RECORD SET.

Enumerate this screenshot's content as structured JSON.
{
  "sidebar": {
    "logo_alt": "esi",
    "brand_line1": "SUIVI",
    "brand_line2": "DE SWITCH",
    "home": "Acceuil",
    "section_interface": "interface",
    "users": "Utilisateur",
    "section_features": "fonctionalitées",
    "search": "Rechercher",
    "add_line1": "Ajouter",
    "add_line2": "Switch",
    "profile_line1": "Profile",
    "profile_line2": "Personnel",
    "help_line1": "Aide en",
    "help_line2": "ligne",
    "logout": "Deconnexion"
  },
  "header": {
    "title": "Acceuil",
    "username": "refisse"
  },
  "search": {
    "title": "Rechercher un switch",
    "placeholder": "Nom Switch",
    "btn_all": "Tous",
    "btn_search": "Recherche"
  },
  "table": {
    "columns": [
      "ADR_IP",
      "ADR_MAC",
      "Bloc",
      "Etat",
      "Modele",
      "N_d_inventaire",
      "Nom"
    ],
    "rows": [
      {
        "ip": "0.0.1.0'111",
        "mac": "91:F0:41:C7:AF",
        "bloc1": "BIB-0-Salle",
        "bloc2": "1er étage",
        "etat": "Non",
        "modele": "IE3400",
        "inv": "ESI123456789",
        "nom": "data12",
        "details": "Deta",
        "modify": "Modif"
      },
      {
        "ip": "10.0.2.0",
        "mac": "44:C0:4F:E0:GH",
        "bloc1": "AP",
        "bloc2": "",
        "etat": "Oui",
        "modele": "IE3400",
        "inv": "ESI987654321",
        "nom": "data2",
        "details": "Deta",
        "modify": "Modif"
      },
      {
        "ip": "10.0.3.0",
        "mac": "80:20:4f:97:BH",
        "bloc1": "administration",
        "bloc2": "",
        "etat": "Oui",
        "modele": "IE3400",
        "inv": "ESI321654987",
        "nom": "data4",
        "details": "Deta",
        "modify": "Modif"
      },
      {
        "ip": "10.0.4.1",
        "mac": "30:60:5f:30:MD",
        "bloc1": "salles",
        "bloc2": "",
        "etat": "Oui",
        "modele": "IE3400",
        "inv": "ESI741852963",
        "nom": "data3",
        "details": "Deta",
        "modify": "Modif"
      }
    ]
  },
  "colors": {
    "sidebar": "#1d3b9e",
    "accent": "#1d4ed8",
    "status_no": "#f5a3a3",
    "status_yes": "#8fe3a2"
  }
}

OBJECTIVE. Note every line above where the string "title" shows up, and copy those lines.

TASK RESULT.
    "title": "Acceuil",
    "title": "Rechercher un switch",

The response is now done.